● WHAT THE TASK REQUIRES: Review the listing and copy each line that holds the word "pravo".

● Records from a collection:
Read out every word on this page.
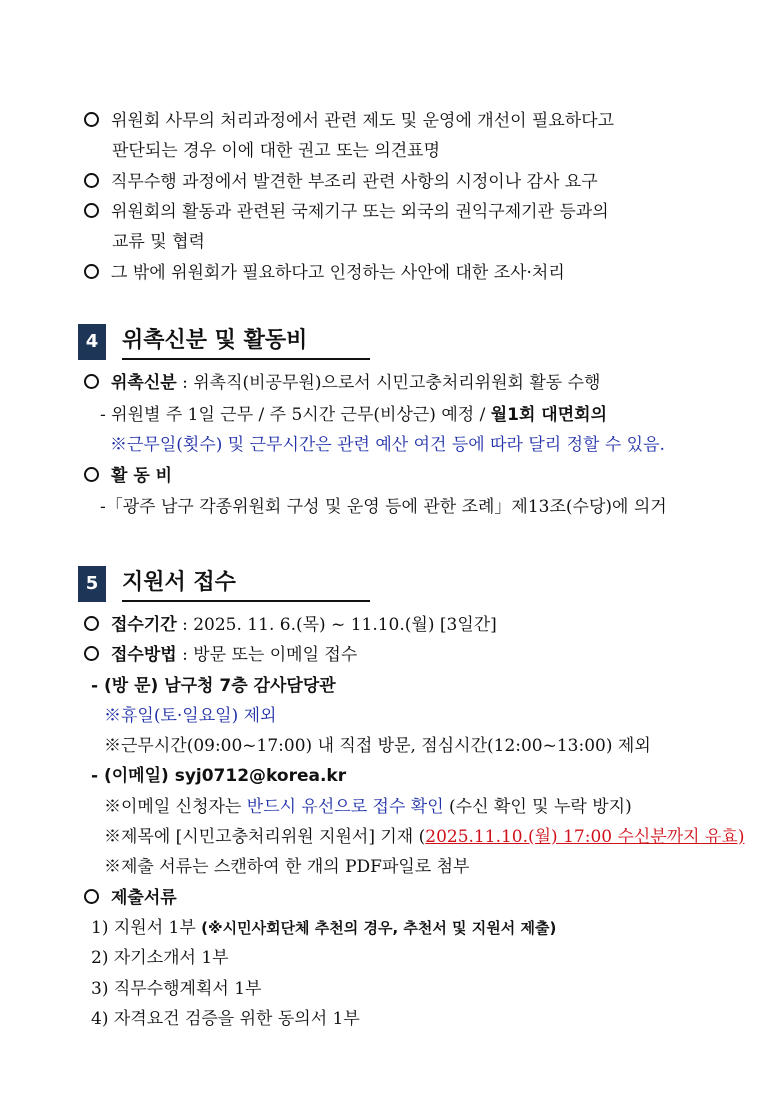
위원회 사무의 처리과정에서 관련 제도 및 운영에 개선이 필요하다고
판단되는 경우 이에 대한 권고 또는 의견표명
직무수행 과정에서 발견한 부조리 관련 사항의 시정이나 감사 요구
위원회의 활동과 관련된 국제기구 또는 외국의 권익구제기관 등과의
교류 및 협력
그 밖에 위원회가 필요하다고 인정하는 사안에 대한 조사·처리
4	위촉신분 및 활동비
위촉신분 : 위촉직(비공무원)으로서 시민고충처리위원회 활동 수행
- 위원별 주 1일 근무 / 주 5시간 근무(비상근) 예정 / 월1회 대면회의
※근무일(횟수) 및 근무시간은 관련 예산 여건 등에 따라 달리 정할 수 있음.
활 동 비
-「광주 남구 각종위원회 구성 및 운영 등에 관한 조례」제13조(수당)에 의거
5	지원서 접수
접수기간 : 2025. 11. 6.(목) ~ 11.10.(월) [3일간]
접수방법 : 방문 또는 이메일 접수
- (방 문) 남구청 7층 감사담당관
※휴일(토·일요일) 제외
※근무시간(09:00~17:00) 내 직접 방문, 점심시간(12:00~13:00) 제외
- (이메일) syj0712@korea.kr
※이메일 신청자는 반드시 유선으로 접수 확인 (수신 확인 및 누락 방지)
※제목에 [시민고충처리위원 지원서] 기재 (2025.11.10.(월) 17:00 수신분까지 유효)
※제출 서류는 스캔하여 한 개의 PDF파일로 첨부
제출서류
1) 지원서 1부 (※시민사회단체 추천의 경우, 추천서 및 지원서 제출)
2) 자기소개서 1부
3) 직무수행계획서 1부
4) 자격요건 검증을 위한 동의서 1부
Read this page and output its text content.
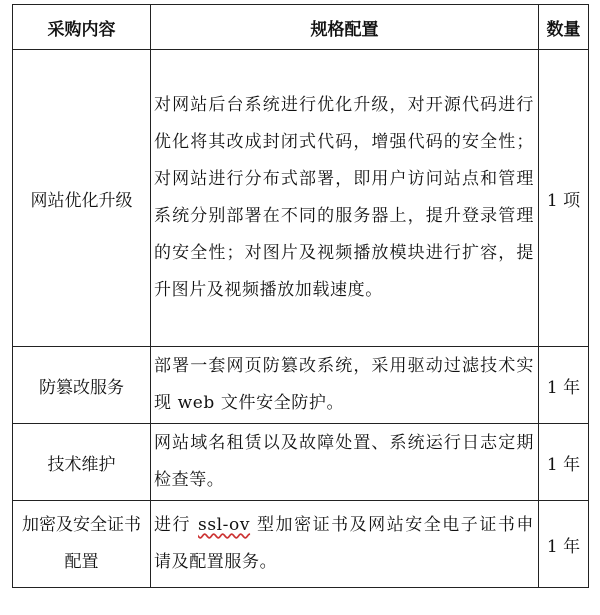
采购内容	规格配置	数量
网站优化升级	对网站后台系统进行优化升级，对开源代码进行优化将其改成封闭式代码，增强代码的安全性；对网站进行分布式部署，即用户访问站点和管理系统分别部署在不同的服务器上，提升登录管理的安全性；对图片及视频播放模块进行扩容，提升图片及视频播放加载速度。	1 项
防篡改服务	部署一套网页防篡改系统，采用驱动过滤技术实现 web 文件安全防护。	1 年
技术维护	网站域名租赁以及故障处置、系统运行日志定期检查等。	1 年
加密及安全证书配置	进行 ssl-ov 型加密证书及网站安全电子证书申请及配置服务。	1 年
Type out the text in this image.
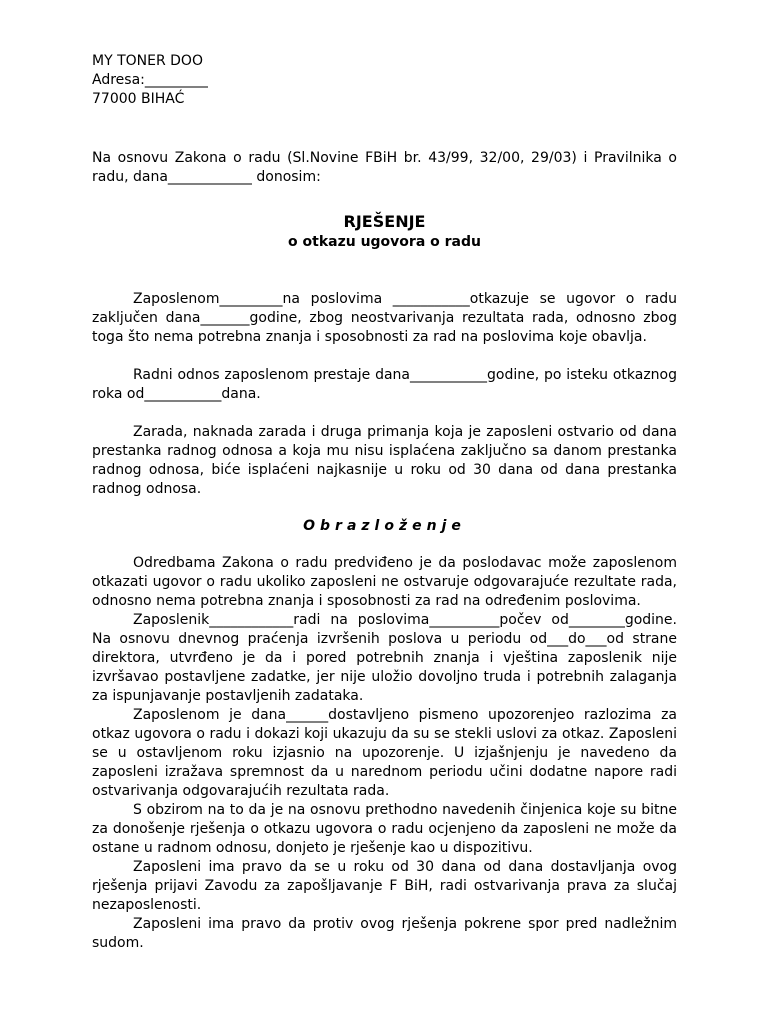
MY TONER DOO

Adresa:_________

77000 BIHAĆ

Na osnovu Zakona o radu (Sl.Novine FBiH br. 43/99, 32/00, 29/03) i Pravilnika o radu, dana____________ donosim:

RJEŠENJE

o otkazu ugovora o radu

Zaposlenom_________na poslovima ___________otkazuje se ugovor o radu zaključen dana_______godine, zbog neostvarivanja rezultata rada, odnosno zbog toga što nema potrebna znanja i sposobnosti za rad na poslovima koje obavlja.

Radni odnos zaposlenom prestaje dana___________godine, po isteku otkaznog roka od___________dana.

Zarada, naknada zarada i druga primanja koja je zaposleni ostvario od dana prestanka radnog odnosa a koja mu nisu isplaćena zaključno sa danom prestanka radnog odnosa, biće isplaćeni najkasnije u roku od 30 dana od dana prestanka radnog odnosa.

Obrazloženje

Odredbama Zakona o radu predviđeno je da poslodavac može zaposlenom otkazati ugovor o radu ukoliko zaposleni ne ostvaruje odgovarajuće rezultate rada, odnosno nema potrebna znanja i sposobnosti za rad na određenim poslovima.

Zaposlenik____________radi na poslovima__________počev od________godine. Na osnovu dnevnog praćenja izvršenih poslova u periodu od___do___od strane direktora, utvrđeno je da i pored potrebnih znanja i vještina zaposlenik nije izvršavao postavljene zadatke, jer nije uložio dovoljno truda i potrebnih zalaganja za ispunjavanje postavljenih zadataka.

Zaposlenom je dana______dostavljeno pismeno upozorenjeo razlozima za otkaz ugovora o radu i dokazi koji ukazuju da su se stekli uslovi za otkaz. Zaposleni se u ostavljenom roku izjasnio na upozorenje. U izjašnjenju je navedeno da zaposleni izražava spremnost da u narednom periodu učini dodatne napore radi ostvarivanja odgovarajućih rezultata rada.

S obzirom na to da je na osnovu prethodno navedenih činjenica koje su bitne za donošenje rješenja o otkazu ugovora o radu ocjenjeno da zaposleni ne može da ostane u radnom odnosu, donjeto je rješenje kao u dispozitivu.

Zaposleni ima pravo da se u roku od 30 dana od dana dostavljanja ovog rješenja prijavi Zavodu za zapošljavanje F BiH, radi ostvarivanja prava za slučaj nezaposlenosti.

Zaposleni ima pravo da protiv ovog rješenja pokrene spor pred nadležnim sudom.
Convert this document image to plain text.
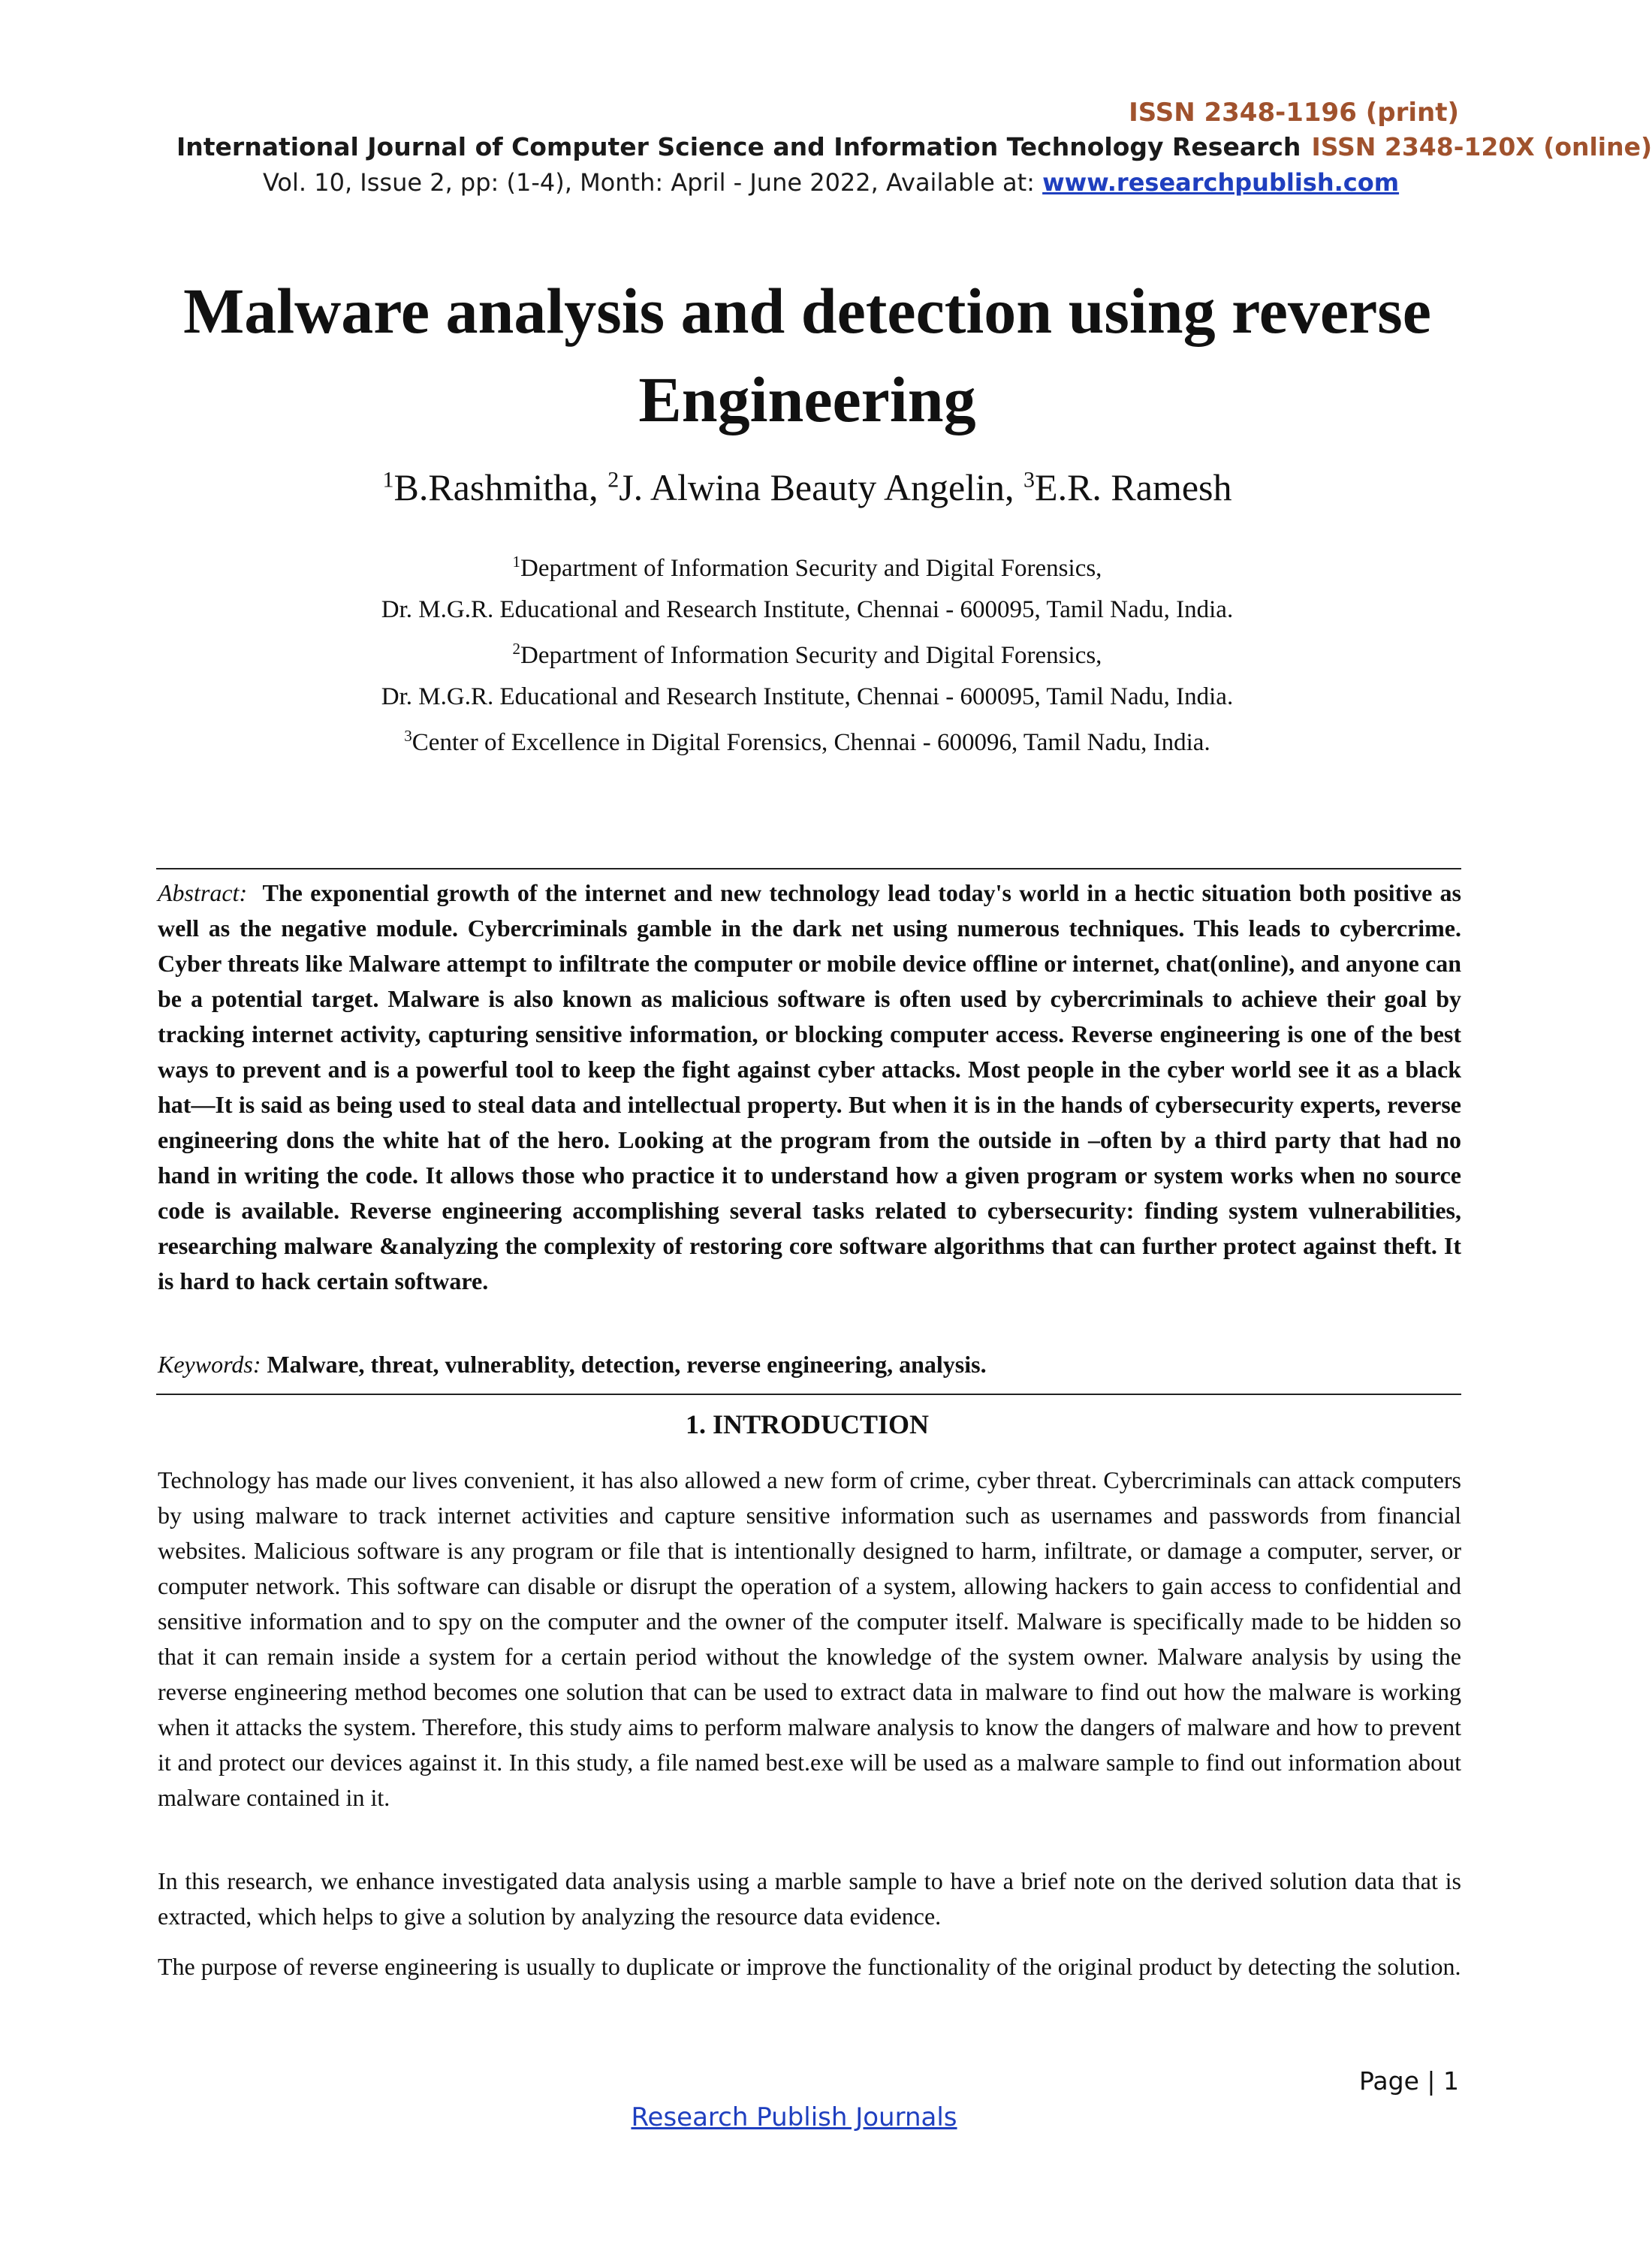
ISSN 2348-1196 (print)
International Journal of Computer Science and Information Technology Research ISSN 2348-120X (online)
Vol. 10, Issue 2, pp: (1-4), Month: April - June 2022, Available at: www.researchpublish.com
Malware analysis and detection using reverse Engineering
$^1$B.Rashmitha, $^2$J. Alwina Beauty Angelin, $^3$E.R. Ramesh
$^1$Department of Information Security and Digital Forensics,
Dr. M.G.R. Educational and Research Institute, Chennai - 600095, Tamil Nadu, India.
$^2$Department of Information Security and Digital Forensics,
Dr. M.G.R. Educational and Research Institute, Chennai - 600095, Tamil Nadu, India.
$^3$Center of Excellence in Digital Forensics, Chennai - 600096, Tamil Nadu, India.
Abstract: The exponential growth of the internet and new technology lead today's world in a hectic situation both positive as well as the negative module. Cybercriminals gamble in the dark net using numerous techniques. This leads to cybercrime. Cyber threats like Malware attempt to infiltrate the computer or mobile device offline or internet, chat(online), and anyone can be a potential target. Malware is also known as malicious software is often used by cybercriminals to achieve their goal by tracking internet activity, capturing sensitive information, or blocking computer access. Reverse engineering is one of the best ways to prevent and is a powerful tool to keep the fight against cyber attacks. Most people in the cyber world see it as a black hat—It is said as being used to steal data and intellectual property. But when it is in the hands of cybersecurity experts, reverse engineering dons the white hat of the hero. Looking at the program from the outside in –often by a third party that had no hand in writing the code. It allows those who practice it to understand how a given program or system works when no source code is available. Reverse engineering accomplishing several tasks related to cybersecurity: finding system vulnerabilities, researching malware &analyzing the complexity of restoring core software algorithms that can further protect against theft. It is hard to hack certain software.
Keywords: Malware, threat, vulnerablity, detection, reverse engineering, analysis.
1. INTRODUCTION
Technology has made our lives convenient, it has also allowed a new form of crime, cyber threat. Cybercriminals can attack computers by using malware to track internet activities and capture sensitive information such as usernames and passwords from financial websites. Malicious software is any program or file that is intentionally designed to harm, infiltrate, or damage a computer, server, or computer network. This software can disable or disrupt the operation of a system, allowing hackers to gain access to confidential and sensitive information and to spy on the computer and the owner of the computer itself. Malware is specifically made to be hidden so that it can remain inside a system for a certain period without the knowledge of the system owner. Malware analysis by using the reverse engineering method becomes one solution that can be used to extract data in malware to find out how the malware is working when it attacks the system. Therefore, this study aims to perform malware analysis to know the dangers of malware and how to prevent it and protect our devices against it. In this study, a file named best.exe will be used as a malware sample to find out information about malware contained in it.
In this research, we enhance investigated data analysis using a marble sample to have a brief note on the derived solution data that is extracted, which helps to give a solution by analyzing the resource data evidence.
The purpose of reverse engineering is usually to duplicate or improve the functionality of the original product by detecting the solution.
Page | 1
Research Publish Journals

● RIGHT ANSWER:
Zaposleni ima pravo da se u roku od 30 dana od dana dostavljanja ovog rješenja prijavi Zavodu za zapošljavanje F BiH, radi ostvarivanja prava za slučaj nezaposlenosti.
Zaposleni ima pravo da protiv ovog rješenja pokrene spor pred nadležnim sudom.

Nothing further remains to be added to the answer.